Data entries:
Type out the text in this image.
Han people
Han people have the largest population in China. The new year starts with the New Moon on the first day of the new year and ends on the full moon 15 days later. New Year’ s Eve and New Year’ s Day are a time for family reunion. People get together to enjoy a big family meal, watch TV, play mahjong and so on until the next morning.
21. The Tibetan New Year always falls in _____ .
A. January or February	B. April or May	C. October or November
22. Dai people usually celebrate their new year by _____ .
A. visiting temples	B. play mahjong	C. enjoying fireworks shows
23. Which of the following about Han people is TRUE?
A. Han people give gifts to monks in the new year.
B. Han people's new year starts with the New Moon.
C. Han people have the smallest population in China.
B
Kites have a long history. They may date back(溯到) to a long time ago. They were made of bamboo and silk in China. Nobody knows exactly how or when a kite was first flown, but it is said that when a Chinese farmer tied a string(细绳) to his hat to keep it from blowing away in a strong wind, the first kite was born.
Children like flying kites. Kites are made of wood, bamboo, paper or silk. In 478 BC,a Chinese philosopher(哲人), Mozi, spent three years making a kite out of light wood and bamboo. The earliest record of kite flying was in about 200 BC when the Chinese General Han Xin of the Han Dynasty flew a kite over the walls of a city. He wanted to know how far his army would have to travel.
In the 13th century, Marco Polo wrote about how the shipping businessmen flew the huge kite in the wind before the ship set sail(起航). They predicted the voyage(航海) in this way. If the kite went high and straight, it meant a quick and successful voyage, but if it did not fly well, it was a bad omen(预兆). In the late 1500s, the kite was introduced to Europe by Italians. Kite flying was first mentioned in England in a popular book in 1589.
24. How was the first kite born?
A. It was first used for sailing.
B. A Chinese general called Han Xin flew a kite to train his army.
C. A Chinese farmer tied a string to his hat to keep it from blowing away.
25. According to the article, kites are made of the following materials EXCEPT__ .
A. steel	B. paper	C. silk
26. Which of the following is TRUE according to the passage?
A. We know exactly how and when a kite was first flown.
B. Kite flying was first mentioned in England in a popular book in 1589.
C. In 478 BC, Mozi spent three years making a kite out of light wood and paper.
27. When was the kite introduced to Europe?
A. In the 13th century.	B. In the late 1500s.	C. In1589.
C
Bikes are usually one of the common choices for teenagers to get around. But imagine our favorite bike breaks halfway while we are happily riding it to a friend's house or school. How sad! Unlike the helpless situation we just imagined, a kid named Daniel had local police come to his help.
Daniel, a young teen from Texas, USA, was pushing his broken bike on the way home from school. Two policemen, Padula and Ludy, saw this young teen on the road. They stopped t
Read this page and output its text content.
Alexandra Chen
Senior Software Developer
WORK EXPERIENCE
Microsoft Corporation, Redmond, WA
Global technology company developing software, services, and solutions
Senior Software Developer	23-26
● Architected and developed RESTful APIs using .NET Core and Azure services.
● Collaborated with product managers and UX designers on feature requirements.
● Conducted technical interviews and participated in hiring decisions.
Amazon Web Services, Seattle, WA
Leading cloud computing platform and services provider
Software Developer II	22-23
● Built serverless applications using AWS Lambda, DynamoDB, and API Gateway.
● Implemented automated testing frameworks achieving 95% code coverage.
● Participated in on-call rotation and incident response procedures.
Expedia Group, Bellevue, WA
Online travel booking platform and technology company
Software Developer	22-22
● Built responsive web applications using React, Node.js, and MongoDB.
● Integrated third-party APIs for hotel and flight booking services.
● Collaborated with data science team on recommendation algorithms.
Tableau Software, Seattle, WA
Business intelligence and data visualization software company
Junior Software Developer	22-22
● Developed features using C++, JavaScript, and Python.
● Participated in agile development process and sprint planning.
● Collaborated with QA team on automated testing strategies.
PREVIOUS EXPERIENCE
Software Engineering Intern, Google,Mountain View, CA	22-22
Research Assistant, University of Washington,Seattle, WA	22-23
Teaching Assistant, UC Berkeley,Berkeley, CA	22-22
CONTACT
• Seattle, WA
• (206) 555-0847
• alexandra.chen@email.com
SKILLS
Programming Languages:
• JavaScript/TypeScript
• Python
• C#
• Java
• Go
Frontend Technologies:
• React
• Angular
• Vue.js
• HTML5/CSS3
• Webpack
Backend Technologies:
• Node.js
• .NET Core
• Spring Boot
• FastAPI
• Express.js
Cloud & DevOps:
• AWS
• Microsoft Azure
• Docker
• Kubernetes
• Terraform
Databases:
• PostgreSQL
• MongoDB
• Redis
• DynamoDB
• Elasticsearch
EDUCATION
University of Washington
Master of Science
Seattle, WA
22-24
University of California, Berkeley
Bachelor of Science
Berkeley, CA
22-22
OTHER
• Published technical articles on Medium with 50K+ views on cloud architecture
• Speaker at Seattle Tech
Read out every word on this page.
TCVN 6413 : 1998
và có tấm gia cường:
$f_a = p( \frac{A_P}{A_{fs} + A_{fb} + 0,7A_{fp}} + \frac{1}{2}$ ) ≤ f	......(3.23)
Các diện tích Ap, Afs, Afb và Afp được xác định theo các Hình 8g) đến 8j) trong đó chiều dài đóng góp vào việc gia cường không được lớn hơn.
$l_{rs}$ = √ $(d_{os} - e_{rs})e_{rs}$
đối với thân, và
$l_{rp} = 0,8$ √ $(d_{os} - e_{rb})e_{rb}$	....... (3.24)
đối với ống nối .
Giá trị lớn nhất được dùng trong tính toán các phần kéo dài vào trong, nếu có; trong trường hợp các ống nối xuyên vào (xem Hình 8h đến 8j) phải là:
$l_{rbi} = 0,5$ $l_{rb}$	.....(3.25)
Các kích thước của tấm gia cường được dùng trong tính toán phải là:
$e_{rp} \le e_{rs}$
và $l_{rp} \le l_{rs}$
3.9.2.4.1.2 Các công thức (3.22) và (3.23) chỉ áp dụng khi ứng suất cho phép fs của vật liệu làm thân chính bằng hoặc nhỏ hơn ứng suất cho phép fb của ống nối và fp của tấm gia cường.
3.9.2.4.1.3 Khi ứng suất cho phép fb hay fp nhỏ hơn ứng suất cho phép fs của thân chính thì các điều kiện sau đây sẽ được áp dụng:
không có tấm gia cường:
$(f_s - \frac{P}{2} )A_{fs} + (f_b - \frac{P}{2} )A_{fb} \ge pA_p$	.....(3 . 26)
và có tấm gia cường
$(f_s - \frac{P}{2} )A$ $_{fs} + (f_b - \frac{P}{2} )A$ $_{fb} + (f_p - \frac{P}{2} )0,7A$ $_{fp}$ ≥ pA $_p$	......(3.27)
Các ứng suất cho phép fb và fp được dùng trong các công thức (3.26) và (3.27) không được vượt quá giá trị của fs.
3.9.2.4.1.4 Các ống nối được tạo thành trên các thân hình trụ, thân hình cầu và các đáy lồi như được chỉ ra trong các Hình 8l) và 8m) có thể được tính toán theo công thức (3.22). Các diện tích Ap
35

Problem to solve:
Find each line holding the string "blowing" and copy it out.

Exercise response:
Kites have a long history. They may date back(溯到) to a long time ago. They were made of bamboo and silk in China. Nobody knows exactly how or when a kite was first flown, but it is said that when a Chinese farmer tied a string(细绳) to his hat to keep it from blowing away in a strong wind, the first kite was born.
C. A Chinese farmer tied a string to his hat to keep it from blowing away.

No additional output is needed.